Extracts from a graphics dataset
*****
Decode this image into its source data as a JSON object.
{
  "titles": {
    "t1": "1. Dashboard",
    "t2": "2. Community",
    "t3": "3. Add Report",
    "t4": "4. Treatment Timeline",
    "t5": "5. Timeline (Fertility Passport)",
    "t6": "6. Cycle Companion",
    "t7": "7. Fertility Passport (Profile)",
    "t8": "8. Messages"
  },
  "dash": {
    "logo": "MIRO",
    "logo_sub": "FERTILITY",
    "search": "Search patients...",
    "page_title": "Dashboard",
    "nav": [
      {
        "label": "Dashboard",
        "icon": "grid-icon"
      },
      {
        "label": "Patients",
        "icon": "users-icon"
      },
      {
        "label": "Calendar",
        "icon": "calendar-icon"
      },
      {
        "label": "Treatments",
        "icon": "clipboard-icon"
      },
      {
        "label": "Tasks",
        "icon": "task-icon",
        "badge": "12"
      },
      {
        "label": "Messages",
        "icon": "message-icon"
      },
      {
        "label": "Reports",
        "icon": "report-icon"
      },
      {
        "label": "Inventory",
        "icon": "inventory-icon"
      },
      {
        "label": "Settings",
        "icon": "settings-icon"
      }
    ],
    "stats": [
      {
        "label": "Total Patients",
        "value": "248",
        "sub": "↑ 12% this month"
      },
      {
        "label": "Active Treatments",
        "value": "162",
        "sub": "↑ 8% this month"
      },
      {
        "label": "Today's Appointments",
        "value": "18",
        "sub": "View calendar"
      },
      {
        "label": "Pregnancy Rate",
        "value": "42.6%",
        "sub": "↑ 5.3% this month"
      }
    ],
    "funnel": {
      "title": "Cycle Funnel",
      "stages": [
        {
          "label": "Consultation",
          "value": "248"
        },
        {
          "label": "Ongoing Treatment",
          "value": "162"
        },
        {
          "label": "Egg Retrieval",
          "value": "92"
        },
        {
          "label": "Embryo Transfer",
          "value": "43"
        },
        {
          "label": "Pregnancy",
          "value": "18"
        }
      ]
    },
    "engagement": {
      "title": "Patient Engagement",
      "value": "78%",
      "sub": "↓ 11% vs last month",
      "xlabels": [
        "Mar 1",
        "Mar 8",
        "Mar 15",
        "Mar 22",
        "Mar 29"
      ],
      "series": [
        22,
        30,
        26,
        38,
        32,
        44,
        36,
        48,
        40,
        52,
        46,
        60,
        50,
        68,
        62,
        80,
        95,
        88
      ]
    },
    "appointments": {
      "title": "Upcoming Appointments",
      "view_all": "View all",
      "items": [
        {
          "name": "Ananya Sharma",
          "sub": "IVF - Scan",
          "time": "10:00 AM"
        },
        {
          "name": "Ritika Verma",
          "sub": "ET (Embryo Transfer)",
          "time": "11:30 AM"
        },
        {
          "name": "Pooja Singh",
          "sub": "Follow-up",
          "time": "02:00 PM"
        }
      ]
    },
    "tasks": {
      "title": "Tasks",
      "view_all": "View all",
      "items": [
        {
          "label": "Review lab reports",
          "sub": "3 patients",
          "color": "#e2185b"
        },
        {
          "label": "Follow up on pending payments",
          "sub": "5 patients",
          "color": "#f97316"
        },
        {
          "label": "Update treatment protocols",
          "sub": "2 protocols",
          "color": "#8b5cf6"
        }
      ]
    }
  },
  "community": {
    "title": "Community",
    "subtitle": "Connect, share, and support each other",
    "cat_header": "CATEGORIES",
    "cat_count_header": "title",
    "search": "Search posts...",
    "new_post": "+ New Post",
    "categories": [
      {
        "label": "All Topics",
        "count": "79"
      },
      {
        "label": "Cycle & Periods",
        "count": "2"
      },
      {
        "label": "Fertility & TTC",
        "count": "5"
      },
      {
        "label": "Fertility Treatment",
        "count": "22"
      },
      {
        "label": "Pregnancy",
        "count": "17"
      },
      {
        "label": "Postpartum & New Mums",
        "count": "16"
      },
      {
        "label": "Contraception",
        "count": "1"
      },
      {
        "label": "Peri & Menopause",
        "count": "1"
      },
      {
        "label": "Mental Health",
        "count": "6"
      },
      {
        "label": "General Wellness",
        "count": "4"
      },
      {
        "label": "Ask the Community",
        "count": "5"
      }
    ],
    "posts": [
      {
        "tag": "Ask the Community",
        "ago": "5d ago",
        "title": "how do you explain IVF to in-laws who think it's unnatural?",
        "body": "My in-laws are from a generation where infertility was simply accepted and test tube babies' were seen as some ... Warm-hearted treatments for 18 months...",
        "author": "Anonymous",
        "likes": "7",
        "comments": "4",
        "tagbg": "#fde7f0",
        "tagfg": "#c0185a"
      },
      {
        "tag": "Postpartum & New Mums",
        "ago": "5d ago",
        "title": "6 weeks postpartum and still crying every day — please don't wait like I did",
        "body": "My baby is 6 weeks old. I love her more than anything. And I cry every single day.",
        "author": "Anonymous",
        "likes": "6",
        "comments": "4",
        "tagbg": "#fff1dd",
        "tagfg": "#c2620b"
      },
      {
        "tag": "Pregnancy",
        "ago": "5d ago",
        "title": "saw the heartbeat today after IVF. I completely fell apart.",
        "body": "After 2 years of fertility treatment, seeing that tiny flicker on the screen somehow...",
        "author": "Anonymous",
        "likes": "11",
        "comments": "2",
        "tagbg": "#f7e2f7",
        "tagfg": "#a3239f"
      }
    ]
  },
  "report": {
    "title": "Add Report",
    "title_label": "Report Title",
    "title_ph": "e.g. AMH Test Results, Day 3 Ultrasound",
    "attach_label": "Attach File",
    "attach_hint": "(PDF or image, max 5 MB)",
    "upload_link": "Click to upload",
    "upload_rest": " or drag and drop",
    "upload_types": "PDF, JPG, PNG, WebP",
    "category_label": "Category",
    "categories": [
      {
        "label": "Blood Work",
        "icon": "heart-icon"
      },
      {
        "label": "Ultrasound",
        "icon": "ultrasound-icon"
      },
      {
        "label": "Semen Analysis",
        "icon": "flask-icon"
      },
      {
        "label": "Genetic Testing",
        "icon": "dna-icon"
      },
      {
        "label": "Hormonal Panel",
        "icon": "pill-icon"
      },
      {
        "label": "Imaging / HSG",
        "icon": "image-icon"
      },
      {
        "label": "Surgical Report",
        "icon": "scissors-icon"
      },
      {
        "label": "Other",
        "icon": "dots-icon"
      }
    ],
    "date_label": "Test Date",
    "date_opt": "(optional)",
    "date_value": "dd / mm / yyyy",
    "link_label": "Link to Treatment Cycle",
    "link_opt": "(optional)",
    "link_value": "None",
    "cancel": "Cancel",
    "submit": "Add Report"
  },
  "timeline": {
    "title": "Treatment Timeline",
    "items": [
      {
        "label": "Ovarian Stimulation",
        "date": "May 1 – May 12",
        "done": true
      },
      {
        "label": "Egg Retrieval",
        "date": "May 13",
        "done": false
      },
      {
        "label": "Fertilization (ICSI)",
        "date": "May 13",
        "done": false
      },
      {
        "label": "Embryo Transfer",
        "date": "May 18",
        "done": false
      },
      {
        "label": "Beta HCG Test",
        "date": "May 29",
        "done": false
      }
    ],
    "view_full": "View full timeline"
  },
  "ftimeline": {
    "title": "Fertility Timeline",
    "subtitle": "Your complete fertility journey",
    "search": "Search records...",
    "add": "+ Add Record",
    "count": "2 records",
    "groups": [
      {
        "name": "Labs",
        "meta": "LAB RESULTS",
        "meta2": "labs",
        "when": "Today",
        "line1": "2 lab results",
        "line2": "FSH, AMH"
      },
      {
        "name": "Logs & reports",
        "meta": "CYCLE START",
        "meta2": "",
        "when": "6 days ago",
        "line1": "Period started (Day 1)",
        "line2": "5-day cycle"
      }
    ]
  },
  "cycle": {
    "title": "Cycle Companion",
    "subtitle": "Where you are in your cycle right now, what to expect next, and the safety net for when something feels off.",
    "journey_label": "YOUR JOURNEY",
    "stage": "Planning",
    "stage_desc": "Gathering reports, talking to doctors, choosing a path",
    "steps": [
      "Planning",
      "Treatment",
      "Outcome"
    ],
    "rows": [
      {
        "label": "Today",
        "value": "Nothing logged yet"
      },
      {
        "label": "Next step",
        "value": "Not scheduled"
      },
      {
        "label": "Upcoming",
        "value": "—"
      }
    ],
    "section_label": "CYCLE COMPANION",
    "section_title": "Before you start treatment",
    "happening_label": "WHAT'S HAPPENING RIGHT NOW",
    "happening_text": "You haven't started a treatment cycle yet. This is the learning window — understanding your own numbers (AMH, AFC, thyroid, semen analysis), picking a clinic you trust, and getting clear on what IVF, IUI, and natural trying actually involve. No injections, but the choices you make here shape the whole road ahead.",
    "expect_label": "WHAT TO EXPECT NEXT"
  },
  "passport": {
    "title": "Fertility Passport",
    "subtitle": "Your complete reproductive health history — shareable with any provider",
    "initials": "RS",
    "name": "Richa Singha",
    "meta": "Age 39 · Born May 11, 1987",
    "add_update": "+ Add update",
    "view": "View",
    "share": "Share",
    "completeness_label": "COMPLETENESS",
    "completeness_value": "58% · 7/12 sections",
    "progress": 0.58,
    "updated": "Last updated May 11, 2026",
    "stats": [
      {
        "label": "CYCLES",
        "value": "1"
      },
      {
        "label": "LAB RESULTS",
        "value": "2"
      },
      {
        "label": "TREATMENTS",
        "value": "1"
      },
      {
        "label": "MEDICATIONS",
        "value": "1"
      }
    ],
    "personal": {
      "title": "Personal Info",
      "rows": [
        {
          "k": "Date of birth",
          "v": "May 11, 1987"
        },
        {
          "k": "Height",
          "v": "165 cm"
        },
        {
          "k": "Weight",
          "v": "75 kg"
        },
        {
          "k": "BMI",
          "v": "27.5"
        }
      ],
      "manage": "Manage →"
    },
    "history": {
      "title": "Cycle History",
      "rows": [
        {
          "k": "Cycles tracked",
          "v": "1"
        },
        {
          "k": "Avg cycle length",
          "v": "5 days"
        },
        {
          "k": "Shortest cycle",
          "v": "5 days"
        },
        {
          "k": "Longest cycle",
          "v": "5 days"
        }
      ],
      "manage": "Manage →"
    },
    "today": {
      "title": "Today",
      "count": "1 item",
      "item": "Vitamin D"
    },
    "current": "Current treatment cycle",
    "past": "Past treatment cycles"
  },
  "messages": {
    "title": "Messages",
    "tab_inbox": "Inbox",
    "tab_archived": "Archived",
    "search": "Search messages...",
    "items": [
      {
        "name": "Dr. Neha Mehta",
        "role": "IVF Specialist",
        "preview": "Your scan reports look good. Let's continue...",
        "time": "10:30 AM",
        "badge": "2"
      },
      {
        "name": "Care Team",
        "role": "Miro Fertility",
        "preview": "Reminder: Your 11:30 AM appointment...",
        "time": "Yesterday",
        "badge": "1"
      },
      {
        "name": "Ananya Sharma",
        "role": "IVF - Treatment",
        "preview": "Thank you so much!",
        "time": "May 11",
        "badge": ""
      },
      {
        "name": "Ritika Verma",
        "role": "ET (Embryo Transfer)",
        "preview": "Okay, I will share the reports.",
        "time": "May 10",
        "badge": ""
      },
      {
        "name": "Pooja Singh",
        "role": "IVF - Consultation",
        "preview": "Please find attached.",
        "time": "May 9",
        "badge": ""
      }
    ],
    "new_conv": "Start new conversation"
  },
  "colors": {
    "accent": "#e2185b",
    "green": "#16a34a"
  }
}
*****
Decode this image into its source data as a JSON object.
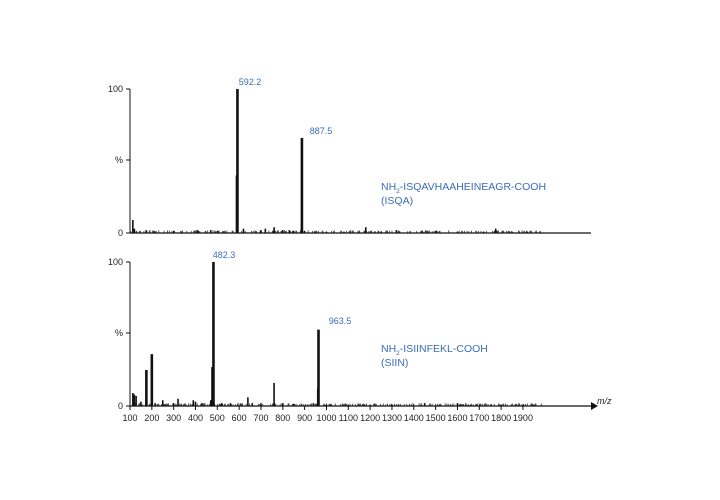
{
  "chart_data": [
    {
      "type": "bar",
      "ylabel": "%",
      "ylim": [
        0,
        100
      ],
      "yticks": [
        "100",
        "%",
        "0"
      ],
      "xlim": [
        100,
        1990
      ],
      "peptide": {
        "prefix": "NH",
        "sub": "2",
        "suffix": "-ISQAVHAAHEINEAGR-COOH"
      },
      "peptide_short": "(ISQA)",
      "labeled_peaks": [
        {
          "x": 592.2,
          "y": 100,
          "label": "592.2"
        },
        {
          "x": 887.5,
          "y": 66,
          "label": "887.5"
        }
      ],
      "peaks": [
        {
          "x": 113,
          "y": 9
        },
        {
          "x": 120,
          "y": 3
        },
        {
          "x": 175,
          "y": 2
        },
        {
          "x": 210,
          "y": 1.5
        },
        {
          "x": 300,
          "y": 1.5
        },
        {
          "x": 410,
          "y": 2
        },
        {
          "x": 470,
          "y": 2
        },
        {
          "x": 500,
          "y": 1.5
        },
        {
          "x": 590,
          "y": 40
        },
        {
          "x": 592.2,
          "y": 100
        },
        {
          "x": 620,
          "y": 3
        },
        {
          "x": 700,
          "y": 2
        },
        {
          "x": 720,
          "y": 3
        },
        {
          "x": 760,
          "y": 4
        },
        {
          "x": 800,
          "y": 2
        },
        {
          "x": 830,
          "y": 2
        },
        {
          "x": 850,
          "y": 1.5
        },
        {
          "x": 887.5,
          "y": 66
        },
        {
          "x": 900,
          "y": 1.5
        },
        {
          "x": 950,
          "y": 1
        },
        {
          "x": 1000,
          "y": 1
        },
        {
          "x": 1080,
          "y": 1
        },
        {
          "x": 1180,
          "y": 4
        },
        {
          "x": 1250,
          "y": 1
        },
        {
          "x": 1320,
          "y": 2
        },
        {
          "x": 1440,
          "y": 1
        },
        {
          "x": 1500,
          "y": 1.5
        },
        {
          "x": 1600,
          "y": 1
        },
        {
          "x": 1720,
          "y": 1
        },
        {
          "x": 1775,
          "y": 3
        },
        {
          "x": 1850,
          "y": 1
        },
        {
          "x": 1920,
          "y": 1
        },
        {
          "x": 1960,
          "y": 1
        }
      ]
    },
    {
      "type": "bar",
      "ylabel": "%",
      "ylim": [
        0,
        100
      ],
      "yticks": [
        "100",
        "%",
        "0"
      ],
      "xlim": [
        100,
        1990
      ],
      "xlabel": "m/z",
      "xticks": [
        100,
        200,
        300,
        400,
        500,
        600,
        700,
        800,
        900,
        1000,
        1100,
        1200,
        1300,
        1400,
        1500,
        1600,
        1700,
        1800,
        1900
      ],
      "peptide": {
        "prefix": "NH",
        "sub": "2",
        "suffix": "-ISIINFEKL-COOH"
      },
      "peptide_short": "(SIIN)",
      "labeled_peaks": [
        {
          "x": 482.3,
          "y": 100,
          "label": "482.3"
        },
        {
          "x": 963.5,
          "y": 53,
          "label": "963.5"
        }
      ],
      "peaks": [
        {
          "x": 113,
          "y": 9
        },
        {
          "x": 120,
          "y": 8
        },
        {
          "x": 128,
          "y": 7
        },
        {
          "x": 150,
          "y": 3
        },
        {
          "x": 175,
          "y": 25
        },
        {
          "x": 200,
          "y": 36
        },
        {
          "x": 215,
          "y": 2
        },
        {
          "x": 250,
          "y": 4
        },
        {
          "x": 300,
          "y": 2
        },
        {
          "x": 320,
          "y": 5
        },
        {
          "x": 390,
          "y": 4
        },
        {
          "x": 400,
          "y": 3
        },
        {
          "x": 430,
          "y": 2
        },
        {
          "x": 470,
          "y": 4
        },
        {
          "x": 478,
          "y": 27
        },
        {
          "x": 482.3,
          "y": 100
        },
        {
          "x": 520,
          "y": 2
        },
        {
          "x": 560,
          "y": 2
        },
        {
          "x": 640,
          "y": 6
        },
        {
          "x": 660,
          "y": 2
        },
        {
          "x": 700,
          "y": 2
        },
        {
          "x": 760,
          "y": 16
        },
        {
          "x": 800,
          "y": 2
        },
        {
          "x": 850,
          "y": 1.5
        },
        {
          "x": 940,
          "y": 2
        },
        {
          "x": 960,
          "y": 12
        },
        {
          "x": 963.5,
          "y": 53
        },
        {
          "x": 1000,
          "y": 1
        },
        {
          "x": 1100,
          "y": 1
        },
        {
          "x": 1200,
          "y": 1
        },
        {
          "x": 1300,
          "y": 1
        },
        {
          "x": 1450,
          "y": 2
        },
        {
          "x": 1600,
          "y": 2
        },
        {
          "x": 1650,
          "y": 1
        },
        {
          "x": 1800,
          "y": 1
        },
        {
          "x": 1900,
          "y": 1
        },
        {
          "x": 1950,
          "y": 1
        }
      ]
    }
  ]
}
*****
__Task goal__
Filter the records, keeping only lines that contain "body", and show those lines.

__Answer__
        "body": "My in-laws are from a generation where infertility was simply accepted and test tube babies' were seen as some ... Warm-hearted treatments for 18 months...",
        "body": "My baby is 6 weeks old. I love her more than anything. And I cry every single day.",
        "body": "After 2 years of fertility treatment, seeing that tiny flicker on the screen somehow...",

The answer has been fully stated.